--- START ---

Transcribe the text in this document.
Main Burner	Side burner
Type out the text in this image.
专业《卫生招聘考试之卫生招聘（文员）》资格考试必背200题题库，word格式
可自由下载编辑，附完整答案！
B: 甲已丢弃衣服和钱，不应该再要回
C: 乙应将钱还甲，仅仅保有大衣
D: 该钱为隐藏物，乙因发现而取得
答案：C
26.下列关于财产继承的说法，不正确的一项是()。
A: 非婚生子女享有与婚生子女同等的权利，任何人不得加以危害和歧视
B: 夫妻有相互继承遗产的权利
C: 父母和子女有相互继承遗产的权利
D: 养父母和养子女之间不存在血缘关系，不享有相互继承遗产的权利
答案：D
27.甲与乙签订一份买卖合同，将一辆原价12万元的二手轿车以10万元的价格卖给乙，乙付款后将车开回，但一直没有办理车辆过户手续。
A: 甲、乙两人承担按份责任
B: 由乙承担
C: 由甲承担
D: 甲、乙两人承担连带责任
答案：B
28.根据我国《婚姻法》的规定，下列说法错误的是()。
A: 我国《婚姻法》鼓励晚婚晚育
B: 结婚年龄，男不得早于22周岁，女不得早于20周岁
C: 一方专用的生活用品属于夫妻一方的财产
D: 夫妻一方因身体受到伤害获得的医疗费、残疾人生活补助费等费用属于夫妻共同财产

--- END ---

Reproduce the material precisely, including every line.

Transcribe the text in this document.
Main Burner	Side burner
Type out the text in this image.
专业《卫生招聘考试之卫生招聘（文员）》资格考试必背200题题库，word格式
可自由下载编辑，附完整答案！
B: 甲已丢弃衣服和钱，不应该再要回
C: 乙应将钱还甲，仅仅保有大衣
D: 该钱为隐藏物，乙因发现而取得
答案：C
26.下列关于财产继承的说法，不正确的一项是()。
A: 非婚生子女享有与婚生子女同等的权利，任何人不得加以危害和歧视
B: 夫妻有相互继承遗产的权利
C: 父母和子女有相互继承遗产的权利
D: 养父母和养子女之间不存在血缘关系，不享有相互继承遗产的权利
答案：D
27.甲与乙签订一份买卖合同，将一辆原价12万元的二手轿车以10万元的价格卖给乙，乙付款后将车开回，但一直没有办理车辆过户手续。
A: 甲、乙两人承担按份责任
B: 由乙承担
C: 由甲承担
D: 甲、乙两人承担连带责任
答案：B
28.根据我国《婚姻法》的规定，下列说法错误的是()。
A: 我国《婚姻法》鼓励晚婚晚育
B: 结婚年龄，男不得早于22周岁，女不得早于20周岁
C: 一方专用的生活用品属于夫妻一方的财产
D: 夫妻一方因身体受到伤害获得的医疗费、残疾人生活补助费等费用属于夫妻共同财产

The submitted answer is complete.